• **Input records**:
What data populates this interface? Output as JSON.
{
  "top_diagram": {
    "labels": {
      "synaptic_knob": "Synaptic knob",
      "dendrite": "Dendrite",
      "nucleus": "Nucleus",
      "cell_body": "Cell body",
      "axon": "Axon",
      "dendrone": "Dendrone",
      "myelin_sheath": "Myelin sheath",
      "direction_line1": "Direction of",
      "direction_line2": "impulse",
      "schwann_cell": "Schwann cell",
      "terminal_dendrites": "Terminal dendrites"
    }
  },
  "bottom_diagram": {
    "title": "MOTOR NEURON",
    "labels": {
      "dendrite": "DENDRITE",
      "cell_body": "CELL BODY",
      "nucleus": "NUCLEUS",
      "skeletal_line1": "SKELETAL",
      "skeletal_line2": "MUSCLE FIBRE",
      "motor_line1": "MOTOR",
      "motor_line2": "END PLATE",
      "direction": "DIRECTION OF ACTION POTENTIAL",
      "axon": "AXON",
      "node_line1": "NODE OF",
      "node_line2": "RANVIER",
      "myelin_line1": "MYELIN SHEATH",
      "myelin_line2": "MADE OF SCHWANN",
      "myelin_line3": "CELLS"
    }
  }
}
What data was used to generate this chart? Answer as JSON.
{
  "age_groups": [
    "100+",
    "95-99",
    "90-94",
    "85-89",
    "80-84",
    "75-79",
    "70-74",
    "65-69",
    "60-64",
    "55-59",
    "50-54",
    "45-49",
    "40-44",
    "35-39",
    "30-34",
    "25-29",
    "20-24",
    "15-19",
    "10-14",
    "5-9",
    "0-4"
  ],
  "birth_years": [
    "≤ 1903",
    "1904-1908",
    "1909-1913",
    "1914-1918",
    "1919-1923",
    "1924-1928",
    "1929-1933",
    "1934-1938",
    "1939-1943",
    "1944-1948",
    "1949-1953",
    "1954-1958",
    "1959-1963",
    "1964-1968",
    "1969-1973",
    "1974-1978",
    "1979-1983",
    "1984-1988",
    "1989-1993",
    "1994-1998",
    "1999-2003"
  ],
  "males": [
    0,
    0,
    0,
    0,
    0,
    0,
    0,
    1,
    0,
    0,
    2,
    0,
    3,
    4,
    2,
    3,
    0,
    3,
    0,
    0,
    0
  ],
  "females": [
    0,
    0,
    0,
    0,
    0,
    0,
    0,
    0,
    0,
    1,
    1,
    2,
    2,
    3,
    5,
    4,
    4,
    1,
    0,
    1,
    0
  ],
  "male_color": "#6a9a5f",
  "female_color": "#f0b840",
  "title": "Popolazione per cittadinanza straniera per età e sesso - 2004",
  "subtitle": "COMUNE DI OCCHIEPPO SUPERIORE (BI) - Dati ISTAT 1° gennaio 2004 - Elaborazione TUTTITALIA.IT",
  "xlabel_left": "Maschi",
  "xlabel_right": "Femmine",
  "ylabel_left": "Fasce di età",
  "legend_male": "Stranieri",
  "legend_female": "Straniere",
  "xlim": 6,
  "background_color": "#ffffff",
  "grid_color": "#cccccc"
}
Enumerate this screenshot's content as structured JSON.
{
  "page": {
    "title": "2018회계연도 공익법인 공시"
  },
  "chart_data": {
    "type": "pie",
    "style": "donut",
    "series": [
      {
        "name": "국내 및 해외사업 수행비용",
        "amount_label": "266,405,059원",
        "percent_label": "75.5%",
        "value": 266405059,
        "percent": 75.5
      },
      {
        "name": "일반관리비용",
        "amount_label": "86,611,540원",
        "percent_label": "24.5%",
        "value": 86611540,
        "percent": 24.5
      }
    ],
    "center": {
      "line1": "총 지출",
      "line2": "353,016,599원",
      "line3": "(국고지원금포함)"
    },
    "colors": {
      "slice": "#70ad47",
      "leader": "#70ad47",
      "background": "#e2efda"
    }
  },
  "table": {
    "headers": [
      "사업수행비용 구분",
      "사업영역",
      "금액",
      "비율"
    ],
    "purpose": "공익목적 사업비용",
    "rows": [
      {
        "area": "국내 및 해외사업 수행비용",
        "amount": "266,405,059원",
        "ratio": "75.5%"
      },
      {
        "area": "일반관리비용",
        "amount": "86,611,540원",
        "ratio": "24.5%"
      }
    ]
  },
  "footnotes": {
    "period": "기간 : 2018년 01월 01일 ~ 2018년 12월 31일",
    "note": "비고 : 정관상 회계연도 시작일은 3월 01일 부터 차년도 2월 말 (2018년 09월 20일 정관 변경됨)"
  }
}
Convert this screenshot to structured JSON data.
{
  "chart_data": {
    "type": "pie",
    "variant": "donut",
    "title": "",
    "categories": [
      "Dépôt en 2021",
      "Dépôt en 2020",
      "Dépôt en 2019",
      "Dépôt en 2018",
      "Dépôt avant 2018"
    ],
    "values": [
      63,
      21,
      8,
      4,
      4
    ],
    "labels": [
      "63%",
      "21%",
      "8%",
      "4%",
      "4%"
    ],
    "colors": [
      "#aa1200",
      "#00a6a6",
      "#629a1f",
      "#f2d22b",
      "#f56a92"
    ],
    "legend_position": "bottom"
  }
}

• **Task prompt**:
Above are some records; repeat all of them exactly.

• **Output**:
What data populates this interface? Output as JSON.
{
  "top_diagram": {
    "labels": {
      "synaptic_knob": "Synaptic knob",
      "dendrite": "Dendrite",
      "nucleus": "Nucleus",
      "cell_body": "Cell body",
      "axon": "Axon",
      "dendrone": "Dendrone",
      "myelin_sheath": "Myelin sheath",
      "direction_line1": "Direction of",
      "direction_line2": "impulse",
      "schwann_cell": "Schwann cell",
      "terminal_dendrites": "Terminal dendrites"
    }
  },
  "bottom_diagram": {
    "title": "MOTOR NEURON",
    "labels": {
      "dendrite": "DENDRITE",
      "cell_body": "CELL BODY",
      "nucleus": "NUCLEUS",
      "skeletal_line1": "SKELETAL",
      "skeletal_line2": "MUSCLE FIBRE",
      "motor_line1": "MOTOR",
      "motor_line2": "END PLATE",
      "direction": "DIRECTION OF ACTION POTENTIAL",
      "axon": "AXON",
      "node_line1": "NODE OF",
      "node_line2": "RANVIER",
      "myelin_line1": "MYELIN SHEATH",
      "myelin_line2": "MADE OF SCHWANN",
      "myelin_line3": "CELLS"
    }
  }
}
What data was used to generate this chart? Answer as JSON.
{
  "age_groups": [
    "100+",
    "95-99",
    "90-94",
    "85-89",
    "80-84",
    "75-79",
    "70-74",
    "65-69",
    "60-64",
    "55-59",
    "50-54",
    "45-49",
    "40-44",
    "35-39",
    "30-34",
    "25-29",
    "20-24",
    "15-19",
    "10-14",
    "5-9",
    "0-4"
  ],
  "birth_years": [
    "≤ 1903",
    "1904-1908",
    "1909-1913",
    "1914-1918",
    "1919-1923",
    "1924-1928",
    "1929-1933",
    "1934-1938",
    "1939-1943",
    "1944-1948",
    "1949-1953",
    "1954-1958",
    "1959-1963",
    "1964-1968",
    "1969-1973",
    "1974-1978",
    "1979-1983",
    "1984-1988",
    "1989-1993",
    "1994-1998",
    "1999-2003"
  ],
  "males": [
    0,
    0,
    0,
    0,
    0,
    0,
    0,
    1,
    0,
    0,
    2,
    0,
    3,
    4,
    2,
    3,
    0,
    3,
    0,
    0,
    0
  ],
  "females": [
    0,
    0,
    0,
    0,
    0,
    0,
    0,
    0,
    0,
    1,
    1,
    2,
    2,
    3,
    5,
    4,
    4,
    1,
    0,
    1,
    0
  ],
  "male_color": "#6a9a5f",
  "female_color": "#f0b840",
  "title": "Popolazione per cittadinanza straniera per età e sesso - 2004",
  "subtitle": "COMUNE DI OCCHIEPPO SUPERIORE (BI) - Dati ISTAT 1° gennaio 2004 - Elaborazione TUTTITALIA.IT",
  "xlabel_left": "Maschi",
  "xlabel_right": "Femmine",
  "ylabel_left": "Fasce di età",
  "legend_male": "Stranieri",
  "legend_female": "Straniere",
  "xlim": 6,
  "background_color": "#ffffff",
  "grid_color": "#cccccc"
}
Enumerate this screenshot's content as structured JSON.
{
  "page": {
    "title": "2018회계연도 공익법인 공시"
  },
  "chart_data": {
    "type": "pie",
    "style": "donut",
    "series": [
      {
        "name": "국내 및 해외사업 수행비용",
        "amount_label": "266,405,059원",
        "percent_label": "75.5%",
        "value": 266405059,
        "percent": 75.5
      },
      {
        "name": "일반관리비용",
        "amount_label": "86,611,540원",
        "percent_label": "24.5%",
        "value": 86611540,
        "percent": 24.5
      }
    ],
    "center": {
      "line1": "총 지출",
      "line2": "353,016,599원",
      "line3": "(국고지원금포함)"
    },
    "colors": {
      "slice": "#70ad47",
      "leader": "#70ad47",
      "background": "#e2efda"
    }
  },
  "table": {
    "headers": [
      "사업수행비용 구분",
      "사업영역",
      "금액",
      "비율"
    ],
    "purpose": "공익목적 사업비용",
    "rows": [
      {
        "area": "국내 및 해외사업 수행비용",
        "amount": "266,405,059원",
        "ratio": "75.5%"
      },
      {
        "area": "일반관리비용",
        "amount": "86,611,540원",
        "ratio": "24.5%"
      }
    ]
  },
  "footnotes": {
    "period": "기간 : 2018년 01월 01일 ~ 2018년 12월 31일",
    "note": "비고 : 정관상 회계연도 시작일은 3월 01일 부터 차년도 2월 말 (2018년 09월 20일 정관 변경됨)"
  }
}
Convert this screenshot to structured JSON data.
{
  "chart_data": {
    "type": "pie",
    "variant": "donut",
    "title": "",
    "categories": [
      "Dépôt en 2021",
      "Dépôt en 2020",
      "Dépôt en 2019",
      "Dépôt en 2018",
      "Dépôt avant 2018"
    ],
    "values": [
      63,
      21,
      8,
      4,
      4
    ],
    "labels": [
      "63%",
      "21%",
      "8%",
      "4%",
      "4%"
    ],
    "colors": [
      "#aa1200",
      "#00a6a6",
      "#629a1f",
      "#f2d22b",
      "#f56a92"
    ],
    "legend_position": "bottom"
  }
}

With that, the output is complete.